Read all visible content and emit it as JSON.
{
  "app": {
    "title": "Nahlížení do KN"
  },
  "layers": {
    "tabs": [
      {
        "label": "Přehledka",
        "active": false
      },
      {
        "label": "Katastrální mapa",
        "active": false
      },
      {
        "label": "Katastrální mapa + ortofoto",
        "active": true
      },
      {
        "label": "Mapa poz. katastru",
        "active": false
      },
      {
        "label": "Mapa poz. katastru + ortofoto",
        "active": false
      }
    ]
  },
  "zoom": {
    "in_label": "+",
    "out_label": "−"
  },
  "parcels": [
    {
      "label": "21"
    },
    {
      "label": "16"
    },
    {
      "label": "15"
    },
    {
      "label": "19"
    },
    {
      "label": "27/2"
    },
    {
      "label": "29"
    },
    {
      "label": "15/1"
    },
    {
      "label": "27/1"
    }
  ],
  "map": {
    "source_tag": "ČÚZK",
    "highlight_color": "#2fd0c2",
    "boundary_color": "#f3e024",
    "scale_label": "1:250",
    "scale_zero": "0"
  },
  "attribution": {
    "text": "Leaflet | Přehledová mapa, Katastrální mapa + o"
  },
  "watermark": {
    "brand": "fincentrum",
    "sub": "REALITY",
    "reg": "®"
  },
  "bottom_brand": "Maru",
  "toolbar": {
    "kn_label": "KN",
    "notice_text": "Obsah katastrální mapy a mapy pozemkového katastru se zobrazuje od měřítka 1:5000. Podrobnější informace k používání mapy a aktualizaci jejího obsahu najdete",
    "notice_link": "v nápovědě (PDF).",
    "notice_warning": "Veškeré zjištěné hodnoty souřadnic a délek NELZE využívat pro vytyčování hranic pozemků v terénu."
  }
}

_ _ _

* _Exercise_
Extract every line that has the string "katastru" in it.

* _Completed task_
        "label": "Mapa poz. katastru",
        "label": "Mapa poz. katastru + ortofoto",
    "notice_text": "Obsah katastrální mapy a mapy pozemkového katastru se zobrazuje od měřítka 1:5000. Podrobnější informace k používání mapy a aktualizaci jejího obsahu najdete",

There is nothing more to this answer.